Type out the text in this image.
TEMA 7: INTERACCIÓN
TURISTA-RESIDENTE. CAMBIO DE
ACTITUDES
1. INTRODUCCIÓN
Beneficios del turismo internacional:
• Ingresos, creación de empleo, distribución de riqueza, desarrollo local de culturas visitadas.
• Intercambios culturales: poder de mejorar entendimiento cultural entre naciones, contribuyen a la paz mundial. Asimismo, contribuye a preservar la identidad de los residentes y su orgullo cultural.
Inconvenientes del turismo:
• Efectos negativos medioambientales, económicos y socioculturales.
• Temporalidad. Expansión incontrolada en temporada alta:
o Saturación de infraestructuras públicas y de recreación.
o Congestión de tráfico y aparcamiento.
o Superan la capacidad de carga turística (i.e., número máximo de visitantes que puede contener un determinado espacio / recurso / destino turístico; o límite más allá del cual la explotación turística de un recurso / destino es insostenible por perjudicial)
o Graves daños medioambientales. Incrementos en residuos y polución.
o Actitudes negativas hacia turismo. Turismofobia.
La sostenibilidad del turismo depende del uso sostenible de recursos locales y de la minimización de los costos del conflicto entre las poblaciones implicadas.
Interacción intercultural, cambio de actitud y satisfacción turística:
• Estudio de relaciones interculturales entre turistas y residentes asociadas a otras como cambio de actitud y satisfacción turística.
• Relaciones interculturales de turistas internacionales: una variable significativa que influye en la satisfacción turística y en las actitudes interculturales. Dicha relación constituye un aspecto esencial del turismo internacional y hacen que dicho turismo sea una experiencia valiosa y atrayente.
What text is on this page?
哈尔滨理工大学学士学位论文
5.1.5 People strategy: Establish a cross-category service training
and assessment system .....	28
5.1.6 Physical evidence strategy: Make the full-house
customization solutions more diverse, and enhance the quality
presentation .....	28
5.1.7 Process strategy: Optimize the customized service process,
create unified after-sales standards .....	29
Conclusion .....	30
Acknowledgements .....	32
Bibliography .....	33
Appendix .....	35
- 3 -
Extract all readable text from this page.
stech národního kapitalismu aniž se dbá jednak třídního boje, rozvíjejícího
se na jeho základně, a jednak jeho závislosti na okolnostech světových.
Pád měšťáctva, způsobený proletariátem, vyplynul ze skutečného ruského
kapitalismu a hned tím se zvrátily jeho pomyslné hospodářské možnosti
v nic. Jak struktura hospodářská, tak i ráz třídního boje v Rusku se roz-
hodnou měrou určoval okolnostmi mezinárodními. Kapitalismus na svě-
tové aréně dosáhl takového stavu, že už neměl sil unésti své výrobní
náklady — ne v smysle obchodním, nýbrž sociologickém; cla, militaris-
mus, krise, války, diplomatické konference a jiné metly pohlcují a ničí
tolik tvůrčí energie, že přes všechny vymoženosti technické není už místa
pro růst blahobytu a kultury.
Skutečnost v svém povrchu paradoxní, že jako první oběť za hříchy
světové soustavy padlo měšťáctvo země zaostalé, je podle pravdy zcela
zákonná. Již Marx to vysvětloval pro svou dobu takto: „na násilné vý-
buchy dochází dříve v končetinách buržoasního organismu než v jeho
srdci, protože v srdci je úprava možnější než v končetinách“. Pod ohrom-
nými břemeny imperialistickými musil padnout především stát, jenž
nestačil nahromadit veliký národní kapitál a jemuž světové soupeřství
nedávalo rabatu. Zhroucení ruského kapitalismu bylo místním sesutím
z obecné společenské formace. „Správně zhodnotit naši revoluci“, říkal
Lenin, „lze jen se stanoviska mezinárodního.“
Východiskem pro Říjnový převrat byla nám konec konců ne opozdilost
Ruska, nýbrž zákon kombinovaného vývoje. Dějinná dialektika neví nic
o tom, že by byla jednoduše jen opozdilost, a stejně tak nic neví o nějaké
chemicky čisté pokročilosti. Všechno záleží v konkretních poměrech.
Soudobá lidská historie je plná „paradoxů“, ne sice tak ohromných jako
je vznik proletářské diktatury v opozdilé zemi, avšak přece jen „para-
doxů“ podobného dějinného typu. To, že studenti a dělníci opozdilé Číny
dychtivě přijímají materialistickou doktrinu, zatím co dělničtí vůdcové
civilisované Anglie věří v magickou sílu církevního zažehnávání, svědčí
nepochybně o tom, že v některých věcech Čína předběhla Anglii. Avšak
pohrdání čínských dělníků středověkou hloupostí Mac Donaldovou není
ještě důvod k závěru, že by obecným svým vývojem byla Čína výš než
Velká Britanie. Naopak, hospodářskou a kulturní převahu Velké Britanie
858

══════

What is asked ▸ Extract each entry in full and write it down exactly.

Answer to the task ▸
Type out the text in this image.
TEMA 7: INTERACCIÓN
TURISTA-RESIDENTE. CAMBIO DE
ACTITUDES
1. INTRODUCCIÓN
Beneficios del turismo internacional:
• Ingresos, creación de empleo, distribución de riqueza, desarrollo local de culturas visitadas.
• Intercambios culturales: poder de mejorar entendimiento cultural entre naciones, contribuyen a la paz mundial. Asimismo, contribuye a preservar la identidad de los residentes y su orgullo cultural.
Inconvenientes del turismo:
• Efectos negativos medioambientales, económicos y socioculturales.
• Temporalidad. Expansión incontrolada en temporada alta:
o Saturación de infraestructuras públicas y de recreación.
o Congestión de tráfico y aparcamiento.
o Superan la capacidad de carga turística (i.e., número máximo de visitantes que puede contener un determinado espacio / recurso / destino turístico; o límite más allá del cual la explotación turística de un recurso / destino es insostenible por perjudicial)
o Graves daños medioambientales. Incrementos en residuos y polución.
o Actitudes negativas hacia turismo. Turismofobia.
La sostenibilidad del turismo depende del uso sostenible de recursos locales y de la minimización de los costos del conflicto entre las poblaciones implicadas.
Interacción intercultural, cambio de actitud y satisfacción turística:
• Estudio de relaciones interculturales entre turistas y residentes asociadas a otras como cambio de actitud y satisfacción turística.
• Relaciones interculturales de turistas internacionales: una variable significativa que influye en la satisfacción turística y en las actitudes interculturales. Dicha relación constituye un aspecto esencial del turismo internacional y hacen que dicho turismo sea una experiencia valiosa y atrayente.
What text is on this page?
哈尔滨理工大学学士学位论文
5.1.5 People strategy: Establish a cross-category service training
and assessment system .....	28
5.1.6 Physical evidence strategy: Make the full-house
customization solutions more diverse, and enhance the quality
presentation .....	28
5.1.7 Process strategy: Optimize the customized service process,
create unified after-sales standards .....	29
Conclusion .....	30
Acknowledgements .....	32
Bibliography .....	33
Appendix .....	35
- 3 -
Extract all readable text from this page.
stech národního kapitalismu aniž se dbá jednak třídního boje, rozvíjejícího
se na jeho základně, a jednak jeho závislosti na okolnostech světových.
Pád měšťáctva, způsobený proletariátem, vyplynul ze skutečného ruského
kapitalismu a hned tím se zvrátily jeho pomyslné hospodářské možnosti
v nic. Jak struktura hospodářská, tak i ráz třídního boje v Rusku se roz-
hodnou měrou určoval okolnostmi mezinárodními. Kapitalismus na svě-
tové aréně dosáhl takového stavu, že už neměl sil unésti své výrobní
náklady — ne v smysle obchodním, nýbrž sociologickém; cla, militaris-
mus, krise, války, diplomatické konference a jiné metly pohlcují a ničí
tolik tvůrčí energie, že přes všechny vymoženosti technické není už místa
pro růst blahobytu a kultury.
Skutečnost v svém povrchu paradoxní, že jako první oběť za hříchy
světové soustavy padlo měšťáctvo země zaostalé, je podle pravdy zcela
zákonná. Již Marx to vysvětloval pro svou dobu takto: „na násilné vý-
buchy dochází dříve v končetinách buržoasního organismu než v jeho
srdci, protože v srdci je úprava možnější než v končetinách“. Pod ohrom-
nými břemeny imperialistickými musil padnout především stát, jenž
nestačil nahromadit veliký národní kapitál a jemuž světové soupeřství
nedávalo rabatu. Zhroucení ruského kapitalismu bylo místním sesutím
z obecné společenské formace. „Správně zhodnotit naši revoluci“, říkal
Lenin, „lze jen se stanoviska mezinárodního.“
Východiskem pro Říjnový převrat byla nám konec konců ne opozdilost
Ruska, nýbrž zákon kombinovaného vývoje. Dějinná dialektika neví nic
o tom, že by byla jednoduše jen opozdilost, a stejně tak nic neví o nějaké
chemicky čisté pokročilosti. Všechno záleží v konkretních poměrech.
Soudobá lidská historie je plná „paradoxů“, ne sice tak ohromných jako
je vznik proletářské diktatury v opozdilé zemi, avšak přece jen „para-
doxů“ podobného dějinného typu. To, že studenti a dělníci opozdilé Číny
dychtivě přijímají materialistickou doktrinu, zatím co dělničtí vůdcové
civilisované Anglie věří v magickou sílu církevního zažehnávání, svědčí
nepochybně o tom, že v některých věcech Čína předběhla Anglii. Avšak
pohrdání čínských dělníků středověkou hloupostí Mac Donaldovou není
ještě důvod k závěru, že by obecným svým vývojem byla Čína výš než
Velká Britanie. Naopak, hospodářskou a kulturní převahu Velké Britanie
858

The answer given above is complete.